Scan the lines and state how many carry "name". Leave out everything but the number.
— Begin Data shown —
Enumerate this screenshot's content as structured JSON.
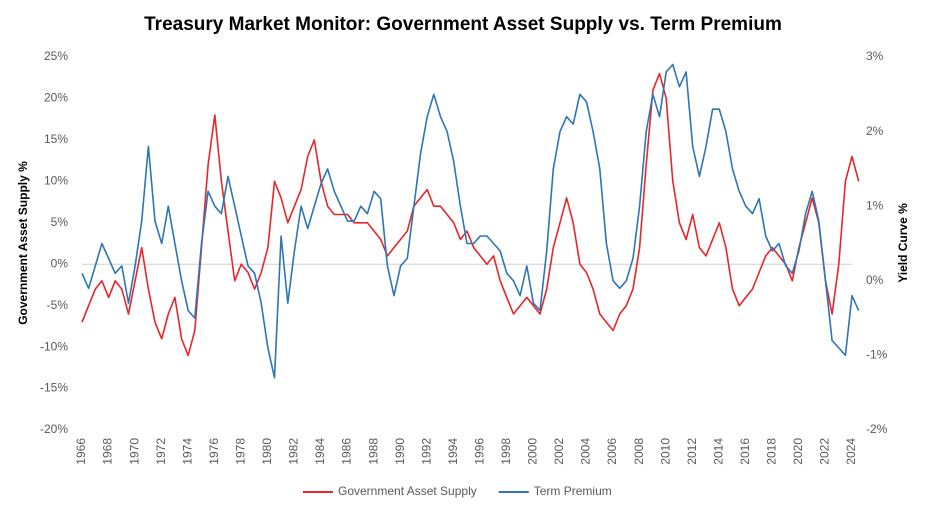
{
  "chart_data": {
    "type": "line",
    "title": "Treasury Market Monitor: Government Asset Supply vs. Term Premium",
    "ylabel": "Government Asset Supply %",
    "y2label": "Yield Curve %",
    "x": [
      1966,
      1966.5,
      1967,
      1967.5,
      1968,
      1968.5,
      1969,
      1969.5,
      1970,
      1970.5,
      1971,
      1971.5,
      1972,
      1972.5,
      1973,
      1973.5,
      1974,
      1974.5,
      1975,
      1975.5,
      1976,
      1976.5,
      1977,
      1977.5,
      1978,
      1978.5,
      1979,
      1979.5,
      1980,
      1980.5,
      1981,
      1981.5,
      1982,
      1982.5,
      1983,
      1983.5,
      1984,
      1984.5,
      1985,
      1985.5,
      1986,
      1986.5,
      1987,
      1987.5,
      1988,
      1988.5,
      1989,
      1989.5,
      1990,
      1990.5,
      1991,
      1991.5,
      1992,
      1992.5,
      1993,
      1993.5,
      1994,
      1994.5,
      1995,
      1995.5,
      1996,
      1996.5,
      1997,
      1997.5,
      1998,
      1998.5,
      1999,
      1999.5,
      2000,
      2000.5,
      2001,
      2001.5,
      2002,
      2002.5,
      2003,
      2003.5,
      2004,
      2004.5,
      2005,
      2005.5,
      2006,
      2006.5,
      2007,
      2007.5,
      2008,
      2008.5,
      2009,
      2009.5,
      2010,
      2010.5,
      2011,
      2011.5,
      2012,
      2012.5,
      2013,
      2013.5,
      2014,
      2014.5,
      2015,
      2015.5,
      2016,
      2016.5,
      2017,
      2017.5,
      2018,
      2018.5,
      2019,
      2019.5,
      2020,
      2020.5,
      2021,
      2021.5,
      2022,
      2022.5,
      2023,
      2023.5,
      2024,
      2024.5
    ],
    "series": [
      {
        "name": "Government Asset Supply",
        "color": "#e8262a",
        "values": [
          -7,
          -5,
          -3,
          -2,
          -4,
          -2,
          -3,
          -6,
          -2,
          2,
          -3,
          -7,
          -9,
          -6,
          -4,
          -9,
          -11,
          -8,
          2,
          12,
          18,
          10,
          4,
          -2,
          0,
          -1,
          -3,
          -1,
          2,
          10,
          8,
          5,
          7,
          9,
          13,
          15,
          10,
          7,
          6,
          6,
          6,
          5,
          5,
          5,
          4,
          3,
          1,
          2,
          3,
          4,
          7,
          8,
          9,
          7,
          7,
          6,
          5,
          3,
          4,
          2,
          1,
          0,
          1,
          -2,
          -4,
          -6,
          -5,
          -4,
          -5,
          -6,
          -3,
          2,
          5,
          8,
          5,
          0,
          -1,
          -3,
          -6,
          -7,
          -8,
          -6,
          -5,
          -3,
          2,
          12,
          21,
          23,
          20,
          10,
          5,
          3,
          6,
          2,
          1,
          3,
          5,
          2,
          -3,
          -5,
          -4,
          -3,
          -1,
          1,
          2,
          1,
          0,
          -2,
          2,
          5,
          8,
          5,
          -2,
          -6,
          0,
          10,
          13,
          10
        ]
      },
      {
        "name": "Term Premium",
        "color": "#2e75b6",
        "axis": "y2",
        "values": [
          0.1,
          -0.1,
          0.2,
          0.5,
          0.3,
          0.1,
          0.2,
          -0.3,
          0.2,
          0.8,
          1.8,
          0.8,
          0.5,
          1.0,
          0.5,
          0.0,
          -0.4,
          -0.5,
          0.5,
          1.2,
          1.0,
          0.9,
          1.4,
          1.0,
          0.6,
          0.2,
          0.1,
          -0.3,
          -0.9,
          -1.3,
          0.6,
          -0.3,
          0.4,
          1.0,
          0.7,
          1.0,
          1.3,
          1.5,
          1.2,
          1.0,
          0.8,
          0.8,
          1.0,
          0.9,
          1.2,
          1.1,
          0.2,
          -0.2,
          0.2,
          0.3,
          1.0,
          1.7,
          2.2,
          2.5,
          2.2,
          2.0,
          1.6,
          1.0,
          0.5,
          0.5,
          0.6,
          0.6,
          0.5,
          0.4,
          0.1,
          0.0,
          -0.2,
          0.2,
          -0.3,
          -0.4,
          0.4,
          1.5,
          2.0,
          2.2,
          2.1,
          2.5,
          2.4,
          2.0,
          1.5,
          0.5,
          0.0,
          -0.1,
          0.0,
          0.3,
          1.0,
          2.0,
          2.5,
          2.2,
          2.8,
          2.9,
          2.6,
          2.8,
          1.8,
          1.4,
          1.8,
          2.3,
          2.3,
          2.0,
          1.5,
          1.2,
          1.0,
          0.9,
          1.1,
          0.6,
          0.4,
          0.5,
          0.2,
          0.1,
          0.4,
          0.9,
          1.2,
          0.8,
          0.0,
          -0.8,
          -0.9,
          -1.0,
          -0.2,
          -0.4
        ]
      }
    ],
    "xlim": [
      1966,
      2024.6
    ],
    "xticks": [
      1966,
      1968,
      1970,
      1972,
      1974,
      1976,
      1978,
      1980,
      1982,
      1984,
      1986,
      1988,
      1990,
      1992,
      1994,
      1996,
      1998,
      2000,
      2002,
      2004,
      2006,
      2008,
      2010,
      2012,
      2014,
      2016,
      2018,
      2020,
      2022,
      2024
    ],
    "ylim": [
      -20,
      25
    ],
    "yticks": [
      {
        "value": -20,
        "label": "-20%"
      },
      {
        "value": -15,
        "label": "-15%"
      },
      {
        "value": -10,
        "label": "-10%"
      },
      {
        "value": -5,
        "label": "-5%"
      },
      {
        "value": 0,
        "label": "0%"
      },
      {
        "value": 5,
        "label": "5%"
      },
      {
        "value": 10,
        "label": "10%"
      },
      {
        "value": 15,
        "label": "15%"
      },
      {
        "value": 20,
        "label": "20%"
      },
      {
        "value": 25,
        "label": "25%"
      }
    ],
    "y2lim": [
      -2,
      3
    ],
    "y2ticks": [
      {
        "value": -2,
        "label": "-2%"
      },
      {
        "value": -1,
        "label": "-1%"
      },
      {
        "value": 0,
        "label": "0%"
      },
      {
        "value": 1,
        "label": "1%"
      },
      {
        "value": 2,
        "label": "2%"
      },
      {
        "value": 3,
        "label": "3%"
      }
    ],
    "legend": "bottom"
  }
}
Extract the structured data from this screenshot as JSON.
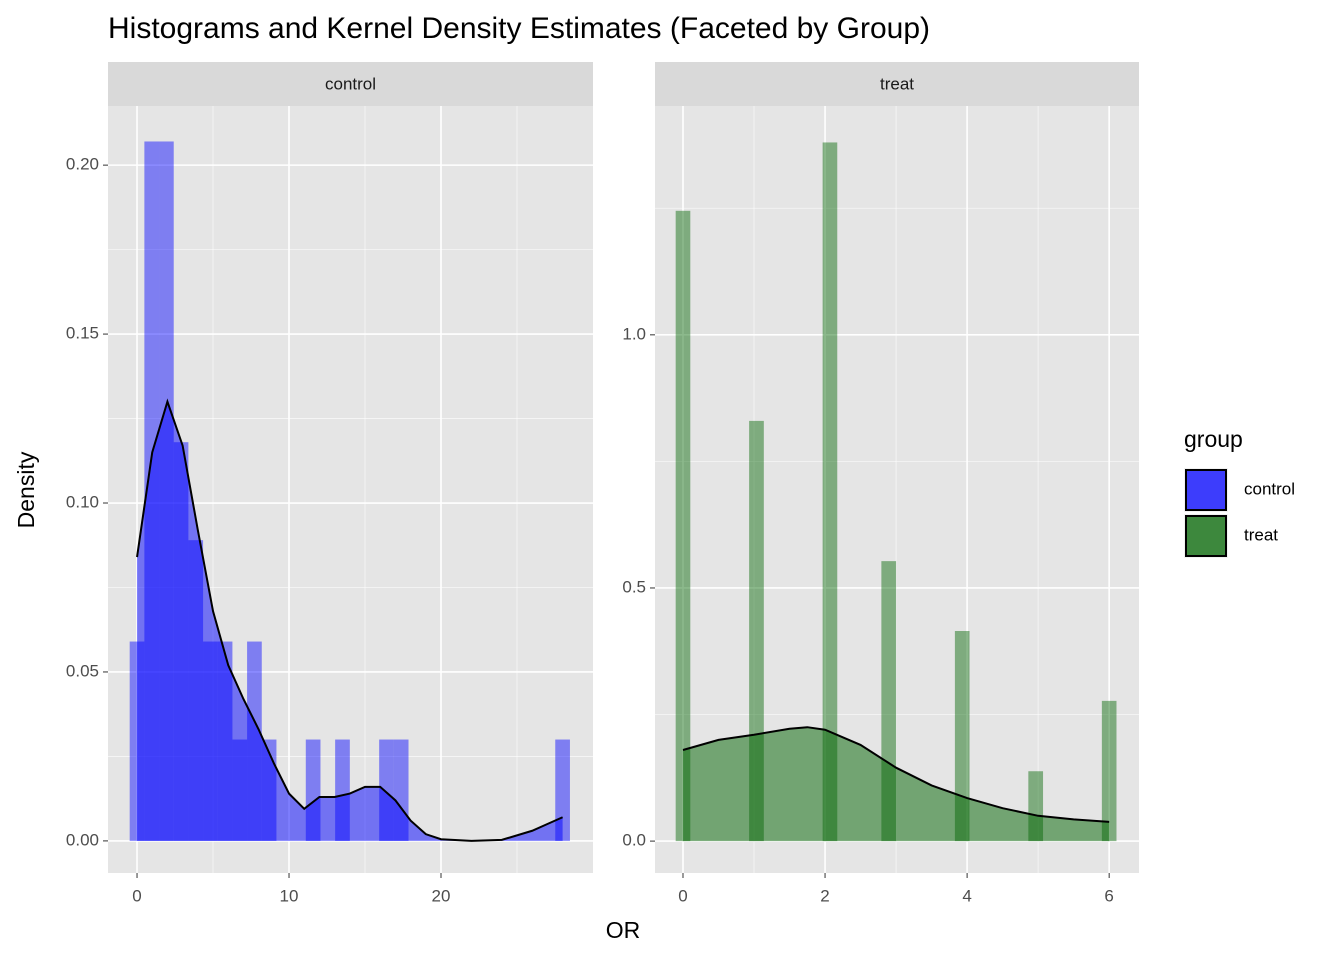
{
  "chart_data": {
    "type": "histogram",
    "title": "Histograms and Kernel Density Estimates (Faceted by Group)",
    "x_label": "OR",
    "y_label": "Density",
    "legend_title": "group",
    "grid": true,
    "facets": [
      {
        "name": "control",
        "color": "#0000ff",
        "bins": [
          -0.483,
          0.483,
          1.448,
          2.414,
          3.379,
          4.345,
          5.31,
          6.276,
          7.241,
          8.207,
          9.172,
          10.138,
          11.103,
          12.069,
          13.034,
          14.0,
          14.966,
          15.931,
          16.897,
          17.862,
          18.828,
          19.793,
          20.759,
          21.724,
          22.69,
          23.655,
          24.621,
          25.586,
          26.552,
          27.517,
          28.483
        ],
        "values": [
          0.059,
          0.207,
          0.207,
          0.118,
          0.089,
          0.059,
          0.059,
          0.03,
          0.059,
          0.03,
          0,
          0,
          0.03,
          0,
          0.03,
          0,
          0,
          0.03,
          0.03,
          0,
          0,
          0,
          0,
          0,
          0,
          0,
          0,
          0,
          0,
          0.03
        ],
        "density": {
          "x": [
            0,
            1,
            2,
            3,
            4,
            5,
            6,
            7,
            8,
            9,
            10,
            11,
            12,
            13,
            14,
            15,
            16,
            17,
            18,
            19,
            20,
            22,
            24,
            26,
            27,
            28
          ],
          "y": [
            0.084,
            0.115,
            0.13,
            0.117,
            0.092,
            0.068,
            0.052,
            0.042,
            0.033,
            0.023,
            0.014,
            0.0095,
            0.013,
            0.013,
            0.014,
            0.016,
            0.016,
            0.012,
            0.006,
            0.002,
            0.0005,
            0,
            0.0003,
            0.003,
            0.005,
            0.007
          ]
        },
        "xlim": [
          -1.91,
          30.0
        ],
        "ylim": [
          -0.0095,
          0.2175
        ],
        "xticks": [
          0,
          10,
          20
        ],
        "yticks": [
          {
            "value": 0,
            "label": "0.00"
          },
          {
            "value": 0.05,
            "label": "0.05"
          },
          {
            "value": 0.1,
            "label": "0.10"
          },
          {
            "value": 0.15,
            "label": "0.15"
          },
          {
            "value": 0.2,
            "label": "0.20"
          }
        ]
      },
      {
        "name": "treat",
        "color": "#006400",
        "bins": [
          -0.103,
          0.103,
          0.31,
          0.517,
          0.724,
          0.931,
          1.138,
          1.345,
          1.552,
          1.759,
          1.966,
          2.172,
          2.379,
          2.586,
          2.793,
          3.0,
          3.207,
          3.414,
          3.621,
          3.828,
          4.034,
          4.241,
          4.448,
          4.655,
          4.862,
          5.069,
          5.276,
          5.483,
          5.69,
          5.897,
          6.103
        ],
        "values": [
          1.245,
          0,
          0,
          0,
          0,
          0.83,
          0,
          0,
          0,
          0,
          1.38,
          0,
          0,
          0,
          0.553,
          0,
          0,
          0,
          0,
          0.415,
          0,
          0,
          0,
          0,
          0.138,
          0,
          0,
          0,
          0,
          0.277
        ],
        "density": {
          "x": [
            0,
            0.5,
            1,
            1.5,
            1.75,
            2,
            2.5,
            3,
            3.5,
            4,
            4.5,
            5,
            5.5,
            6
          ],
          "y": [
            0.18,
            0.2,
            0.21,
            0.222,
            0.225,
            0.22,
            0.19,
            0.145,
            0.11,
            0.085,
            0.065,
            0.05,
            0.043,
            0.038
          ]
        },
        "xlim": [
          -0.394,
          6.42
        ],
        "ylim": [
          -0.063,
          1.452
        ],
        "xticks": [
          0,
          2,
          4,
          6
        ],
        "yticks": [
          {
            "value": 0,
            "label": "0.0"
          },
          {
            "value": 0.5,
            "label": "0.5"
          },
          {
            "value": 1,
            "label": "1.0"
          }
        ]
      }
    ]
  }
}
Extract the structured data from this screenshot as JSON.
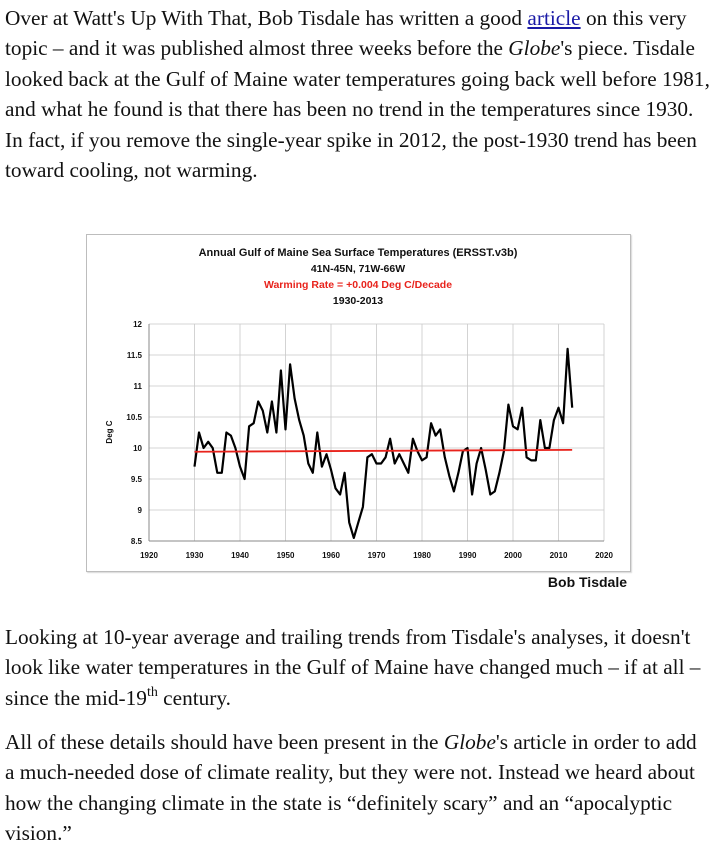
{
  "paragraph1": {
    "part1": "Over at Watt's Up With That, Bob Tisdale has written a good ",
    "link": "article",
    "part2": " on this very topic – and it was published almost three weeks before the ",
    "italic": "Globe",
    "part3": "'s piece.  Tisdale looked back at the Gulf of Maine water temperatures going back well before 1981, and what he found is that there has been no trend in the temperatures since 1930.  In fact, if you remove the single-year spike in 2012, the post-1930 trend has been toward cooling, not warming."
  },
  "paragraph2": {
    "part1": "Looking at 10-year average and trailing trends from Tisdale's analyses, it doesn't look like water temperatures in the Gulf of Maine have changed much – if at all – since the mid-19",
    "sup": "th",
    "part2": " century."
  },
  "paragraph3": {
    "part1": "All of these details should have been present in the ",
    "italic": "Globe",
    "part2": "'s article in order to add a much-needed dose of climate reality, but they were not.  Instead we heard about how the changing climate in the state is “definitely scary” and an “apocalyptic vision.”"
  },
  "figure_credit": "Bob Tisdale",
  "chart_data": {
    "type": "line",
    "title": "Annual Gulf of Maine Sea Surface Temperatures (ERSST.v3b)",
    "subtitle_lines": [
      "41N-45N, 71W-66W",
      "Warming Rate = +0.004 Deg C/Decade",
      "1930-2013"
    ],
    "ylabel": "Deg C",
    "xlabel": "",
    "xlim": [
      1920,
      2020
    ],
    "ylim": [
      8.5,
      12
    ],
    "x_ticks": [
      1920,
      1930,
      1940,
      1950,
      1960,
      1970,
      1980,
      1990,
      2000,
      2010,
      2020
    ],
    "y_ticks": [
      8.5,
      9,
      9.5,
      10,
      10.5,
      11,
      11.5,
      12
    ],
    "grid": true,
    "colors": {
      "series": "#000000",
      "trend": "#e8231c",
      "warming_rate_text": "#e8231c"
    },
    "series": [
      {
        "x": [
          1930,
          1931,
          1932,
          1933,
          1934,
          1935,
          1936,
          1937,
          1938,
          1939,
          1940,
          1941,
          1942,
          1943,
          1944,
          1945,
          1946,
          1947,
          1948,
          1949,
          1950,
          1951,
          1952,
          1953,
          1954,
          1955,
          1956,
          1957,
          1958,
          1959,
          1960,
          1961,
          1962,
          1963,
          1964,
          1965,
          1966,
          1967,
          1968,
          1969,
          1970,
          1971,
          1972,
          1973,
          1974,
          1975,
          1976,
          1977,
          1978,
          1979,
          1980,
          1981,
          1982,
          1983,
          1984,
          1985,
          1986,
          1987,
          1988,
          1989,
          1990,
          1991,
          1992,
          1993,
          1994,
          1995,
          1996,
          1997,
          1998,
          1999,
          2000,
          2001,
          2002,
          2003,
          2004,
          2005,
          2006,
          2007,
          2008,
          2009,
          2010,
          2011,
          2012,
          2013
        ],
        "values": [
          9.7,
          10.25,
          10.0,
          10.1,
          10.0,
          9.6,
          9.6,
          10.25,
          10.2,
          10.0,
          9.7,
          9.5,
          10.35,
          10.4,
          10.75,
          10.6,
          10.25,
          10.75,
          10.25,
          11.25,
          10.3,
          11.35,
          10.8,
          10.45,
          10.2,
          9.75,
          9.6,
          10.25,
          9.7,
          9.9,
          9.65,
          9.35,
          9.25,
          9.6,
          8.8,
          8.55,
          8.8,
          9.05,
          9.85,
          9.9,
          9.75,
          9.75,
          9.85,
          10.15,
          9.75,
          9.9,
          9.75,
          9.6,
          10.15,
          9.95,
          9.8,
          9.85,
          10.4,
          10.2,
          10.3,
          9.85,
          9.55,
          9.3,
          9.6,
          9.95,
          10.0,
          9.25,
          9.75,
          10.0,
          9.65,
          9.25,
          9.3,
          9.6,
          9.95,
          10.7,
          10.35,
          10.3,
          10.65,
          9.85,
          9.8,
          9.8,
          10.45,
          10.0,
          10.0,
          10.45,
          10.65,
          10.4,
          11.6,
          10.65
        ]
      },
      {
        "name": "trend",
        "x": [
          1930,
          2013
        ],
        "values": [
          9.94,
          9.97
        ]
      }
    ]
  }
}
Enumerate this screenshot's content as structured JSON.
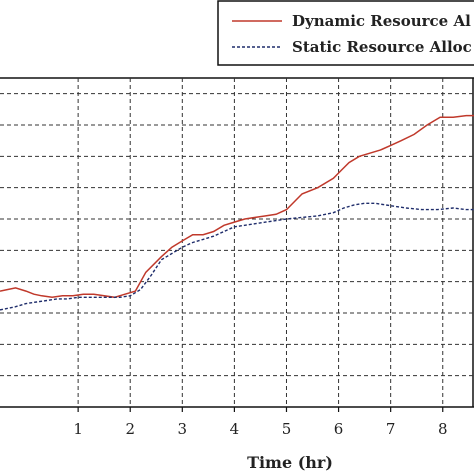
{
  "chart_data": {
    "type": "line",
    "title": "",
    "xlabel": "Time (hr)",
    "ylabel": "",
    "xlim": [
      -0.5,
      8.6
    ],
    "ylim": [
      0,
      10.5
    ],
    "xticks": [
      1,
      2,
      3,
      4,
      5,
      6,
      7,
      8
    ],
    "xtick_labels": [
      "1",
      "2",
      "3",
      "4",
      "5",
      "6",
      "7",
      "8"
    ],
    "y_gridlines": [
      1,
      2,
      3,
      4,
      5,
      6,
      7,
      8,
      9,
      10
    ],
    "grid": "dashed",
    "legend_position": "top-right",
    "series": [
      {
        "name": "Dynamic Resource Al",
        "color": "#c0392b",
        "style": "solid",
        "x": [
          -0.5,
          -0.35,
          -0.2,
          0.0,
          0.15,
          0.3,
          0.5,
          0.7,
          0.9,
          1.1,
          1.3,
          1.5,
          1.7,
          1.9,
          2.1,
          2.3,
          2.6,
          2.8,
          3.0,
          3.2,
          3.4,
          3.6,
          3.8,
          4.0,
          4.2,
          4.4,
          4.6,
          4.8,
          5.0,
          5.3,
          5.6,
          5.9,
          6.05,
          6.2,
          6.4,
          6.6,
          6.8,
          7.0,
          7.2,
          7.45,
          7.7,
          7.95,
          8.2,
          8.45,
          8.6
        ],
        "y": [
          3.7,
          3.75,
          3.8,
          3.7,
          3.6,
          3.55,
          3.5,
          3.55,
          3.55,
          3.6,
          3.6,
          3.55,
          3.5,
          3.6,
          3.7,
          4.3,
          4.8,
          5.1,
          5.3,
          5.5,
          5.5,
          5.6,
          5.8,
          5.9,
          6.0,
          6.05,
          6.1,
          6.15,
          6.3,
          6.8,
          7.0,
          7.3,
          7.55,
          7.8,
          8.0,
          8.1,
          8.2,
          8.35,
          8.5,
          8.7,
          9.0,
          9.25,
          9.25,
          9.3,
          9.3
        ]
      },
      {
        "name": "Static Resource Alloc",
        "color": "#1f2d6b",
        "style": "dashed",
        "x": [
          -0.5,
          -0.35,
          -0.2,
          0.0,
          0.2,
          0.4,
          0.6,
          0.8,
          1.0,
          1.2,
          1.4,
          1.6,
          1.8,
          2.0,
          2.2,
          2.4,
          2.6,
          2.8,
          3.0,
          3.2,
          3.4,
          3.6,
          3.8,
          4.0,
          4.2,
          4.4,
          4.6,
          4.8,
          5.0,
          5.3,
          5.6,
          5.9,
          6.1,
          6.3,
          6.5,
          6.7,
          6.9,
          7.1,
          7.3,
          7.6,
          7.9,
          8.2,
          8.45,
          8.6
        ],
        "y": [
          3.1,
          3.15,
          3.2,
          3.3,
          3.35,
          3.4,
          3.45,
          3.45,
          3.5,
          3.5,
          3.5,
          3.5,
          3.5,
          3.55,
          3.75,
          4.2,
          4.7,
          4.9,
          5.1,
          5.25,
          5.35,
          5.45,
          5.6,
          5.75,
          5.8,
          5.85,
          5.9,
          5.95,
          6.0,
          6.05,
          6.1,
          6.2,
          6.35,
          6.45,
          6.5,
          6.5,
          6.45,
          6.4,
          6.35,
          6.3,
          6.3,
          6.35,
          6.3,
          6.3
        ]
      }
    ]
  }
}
— End Data shown —
• Exercise answer: 7